-------- Zitierter Text --------

Ich träumte von einem quadratischen Gatter aus wenigen dünnen Stäben verbunden mit einem weißen Band, in dem sich viele junge Hirsche befanden. Es lag zwischen zwei Orten an der rechten Seite der Straße. Es waren zierliche, grazile Tiere. Ein Hirsch, der inmitten der anderen stand, hatte ein riesiges Geweih. Es war noch ganz pelzig und so gewaltig, daß es eigentlich gar nicht möglich war, es zu tragen. Und es hatte ich-weiß-nicht-wie-viele Enden. Doch der scheue, junge Hirsch mit den samtigen Augen trug es ohne Anstrengung, so als wäre es ganz leicht. Und ich träumte von Essen, das mir gereicht wurde. Nämlich mit Frischkäse gefüllte rote Paprika. Und ein Traum, daß ich endlich, mit all meinen Tieren, nach Hause gehe. Zum Ausgangspunkt. Es war ein warmer Traum und ich war wie ein Kind. Ganz froh. Wie Hänschen klein. Als ich so ganz allein durch die leeren Straßen zwischen den Häusern der Stadt marschierte, hielt ich ein rechteckiges, blaues Verkehrszeichen, ich glaube, es war das Hinweisschild für Jugendherbergen, vor der linken, hinteren Seite meines Kopfes, wie um ihn abzuschirmen. Ich kam an einen Platz und da war mein junger Freund mit dem Bus. Wie immer fleißig kontrollierte er gerade die Bremsen seines Reisebusses und hatte ihn dafür, er war dunkelblau und sah aus wie aus den 50er Jahren, hochgebockt und alle vier Räder abgeschraubt. Die lagen ganz ordentlich jeweils rechts und links der Achsen. Das trifft sich ja gut! Ich war sehr erleichtert, denn jetzt sind wir zu zweit. Wir können zusammen fahren und es geht viel schneller.

 

 

 

Und dann irgendwann... schließt sich das Äußere zum Inneren, zum Innenleben. Zum Kreis. Träumte ich.

 

 

 

Die zitternden Hände meiner Oma.

-------- Unbearbeitete Einträge --------

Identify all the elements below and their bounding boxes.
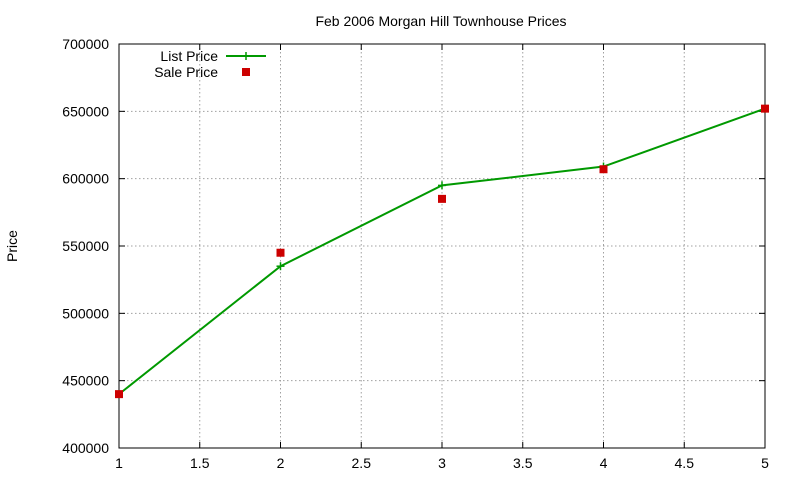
sale-price-point xyxy=(276,248,285,257)
legend-marker-list-price xyxy=(242,52,250,60)
y-tick-label: 400000 xyxy=(62,440,109,456)
sale-price-point xyxy=(761,104,769,113)
y-axis-label: Price xyxy=(4,230,20,262)
sale-price-point xyxy=(438,194,446,203)
x-tick-label: 3 xyxy=(438,455,446,471)
y-tick-label: 600000 xyxy=(62,171,109,187)
y-tick-label: 650000 xyxy=(62,103,109,119)
axis-ticks: 1 1.5 2 2.5 3 3.5 4 4.5 5 400000 450000 500000 55000… xyxy=(62,36,769,471)
x-tick-label: 4 xyxy=(600,455,608,471)
x-tick-label: 1 xyxy=(115,455,123,471)
x-tick-label: 2 xyxy=(277,455,285,471)
legend-marker-sale-price xyxy=(242,68,250,76)
y-tick-label: 550000 xyxy=(62,238,109,254)
sale-price-point xyxy=(599,165,608,174)
x-tick-label: 3.5 xyxy=(513,455,533,471)
list-price-point xyxy=(276,262,285,271)
x-tick-label: 5 xyxy=(761,455,769,471)
legend-label-sale-price: Sale Price xyxy=(154,64,218,80)
y-tick-label: 700000 xyxy=(62,36,109,52)
grid xyxy=(119,44,765,448)
list-price-point xyxy=(438,181,446,190)
series-layer xyxy=(115,104,769,399)
y-tick-label: 500000 xyxy=(62,305,109,321)
chart-title: Feb 2006 Morgan Hill Townhouse Prices xyxy=(315,13,566,29)
x-tick-label: 2.5 xyxy=(352,455,372,471)
sale-price-point xyxy=(115,390,123,399)
list-price-line xyxy=(118,107,766,395)
x-tick-label: 4.5 xyxy=(675,455,695,471)
legend-label-list-price: List Price xyxy=(160,48,218,64)
y-tick-label: 450000 xyxy=(62,373,109,389)
x-tick-label: 1.5 xyxy=(190,455,210,471)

--------

Zu erledigen:
a - Bringe die Zeilen der Einträge von der Zeile mit „sale-price-point xyxy=(276,248,285,257)“ bis zur Zeile mit „y-tick-label: 450000 xyxy=(62,373,109,389)“, beide eingeschlossen, in eine Markdown-Tabelle mit den Spalten „Nr.“ und „Zeile“. Leere Zeilen lässt du weg.
b - Schreibe den Traumtext nach seinem letzten Satz weiter.

Antworten je Aufgabe:
a -
| Nr. | Zeile |
|---|---|
| 1 | sale-price-point xyxy=(276,248,285,257) |
| 2 | legend-marker-list-price xyxy=(242,52,250,60) |
| 3 | y-tick-label: 400000 xyxy=(62,440,109,456) |
| 4 | sale-price-point xyxy=(761,104,769,113) |
| 5 | y-axis-label: Price xyxy=(4,230,20,262) |
| 6 | sale-price-point xyxy=(438,194,446,203) |
| 7 | x-tick-label: 3 xyxy=(438,455,446,471) |
| 8 | y-tick-label: 600000 xyxy=(62,171,109,187) |
| 9 | y-tick-label: 650000 xyxy=(62,103,109,119) |
| 10 | axis-ticks: 1 1.5 2 2.5 3 3.5 4 4.5 5 400000 450000 500000 55000… xyxy=(62,36,769,471) |
| 11 | x-tick-label: 4 xyxy=(600,455,608,471) |
| 12 | x-tick-label: 1 xyxy=(115,455,123,471) |
| 13 | x-tick-label: 2 xyxy=(277,455,285,471) |
| 14 | legend-marker-sale-price xyxy=(242,68,250,76) |
| 15 | y-tick-label: 550000 xyxy=(62,238,109,254) |
| 16 | sale-price-point xyxy=(599,165,608,174) |
| 17 | x-tick-label: 3.5 xyxy=(513,455,533,471) |
| 18 | list-price-point xyxy=(276,262,285,271) |
| 19 | x-tick-label: 5 xyxy=(761,455,769,471) |
| 20 | legend-label-sale-price: Sale Price xyxy=(154,64,218,80) |
| 21 | y-tick-label: 700000 xyxy=(62,36,109,52) |
| 22 | grid xyxy=(119,44,765,448) |
| 23 | list-price-point xyxy=(438,181,446,190) |
| 24 | series-layer xyxy=(115,104,769,399) |
| 25 | y-tick-label: 500000 xyxy=(62,305,109,321) |
| 26 | chart-title: Feb 2006 Morgan Hill Townhouse Prices xyxy=(315,13,566,29) |
| 27 | x-tick-label: 2.5 xyxy=(352,455,372,471) |
| 28 | sale-price-point xyxy=(115,390,123,399) |
| 29 | list-price-line xyxy=(118,107,766,395) |
| 30 | x-tick-label: 4.5 xyxy=(675,455,695,471) |
| 31 | legend-label-list-price: List Price xyxy=(160,48,218,64) |
| 32 | y-tick-label: 450000 xyxy=(62,373,109,389) |

b -
Ich erinnere mich an diese Hände.

 

 

 

Früh traf ich zufällig eine alte Schulfreundin auf der Prüfstelle. Das war sehr nett. Sie kam gleich zu mir her und begrüßte mich. Wir unterhielten uns und erzählten aus unseren Leben, während wir warten mußten. Sie erzählte mir auf einmal ihren Traum, den sie in der Nacht gehabt hatte, daß sie nämlich in einem Auto saß, die Bremse versagten plötzlich, und es fuhr schneller und schneller.
So fühle ich mich.
Später hatte ich das Gefühl jeden Moment in Tränen ausbrechen zu müssen. Ich fand mich auf einmal ohne Kraft und Energie und hoffte nur, daß niemand es bemerken würde. Da läuft etwas ganz falsch, dachte ich, es kann nicht richtig sein, daß ich mich so fühle und es auch mein Umfeld dementsprechend mitbekommt.

 

 

 

Lichthaus im Osten, und die Wiesen schimmern silber vom Tau.
Das Licht war so hell, es stand mitten zwischen den Häusern des Dorfes, auf das ich gerade zufuhr.
Ich blieb sogar am Straßenrand stehen, um dieses Wunder zu bestaunen. Schließlich bemerkte ich, daß dieses Licht von einem großen Dach mit einer Photovoltaikanlage herrührte, auf dem sich gerade die Morgensonne spiegelte.

 

 

 

Das Schwimmbad, das zur Akademie gehörte, war am Abend stets hell beleuchtet gewesen. Die großen Nachtfalter, welche von diesem weißen Licht angelockt wurden, schlitterten surrend und flügelschlagend wie Vögel über das Wasser, versuchten immer wieder darin einzutauchen und so zu dem Licht zu gelangen, sie versuchten es so lange, bis ihre Flügel naß und schwer von Feuchtigkeit geworden waren und sie ertranken. Es war jeden Abend dasselbe Schauspiel. Das ist mir beim Einschlafen wieder eingefallen, diese großen, dunklen Falter, wie sie auf dem Wasser tanzten.

 

 

 

Ich glaube, das ist es: diese Verweigerungshaltung gegenüber Veränderung und gegenüber Leben.

 

 

 

Donnerstag, 11. September 2008

 

 

 

Schmuck des Herbstes

 

 

 

Eine Luftbrücke, über das Bächlein zu gelangen, über das Feld, hin zu deinem Stern.

 

 

 

Freitag, 12. September 2008

 

 

 

 

Bunte Luftballons wurden losgelassen und stiegen in den hellblauen Himmel auf. Ich sah, wie sie höher und höher flogen. Da zerplatzten sie und die Fetzen glühten weiß vor Licht! Ein Traumbild.

 

 

 

“Hinter dem Netz fischen”, so lautet ein altes Sprichwort aus dem Mittelalter. Gerade hörte ich es auf dem Fernseher. Es bedeutet “zu spät kommen”.
Das will ich natürlich nicht.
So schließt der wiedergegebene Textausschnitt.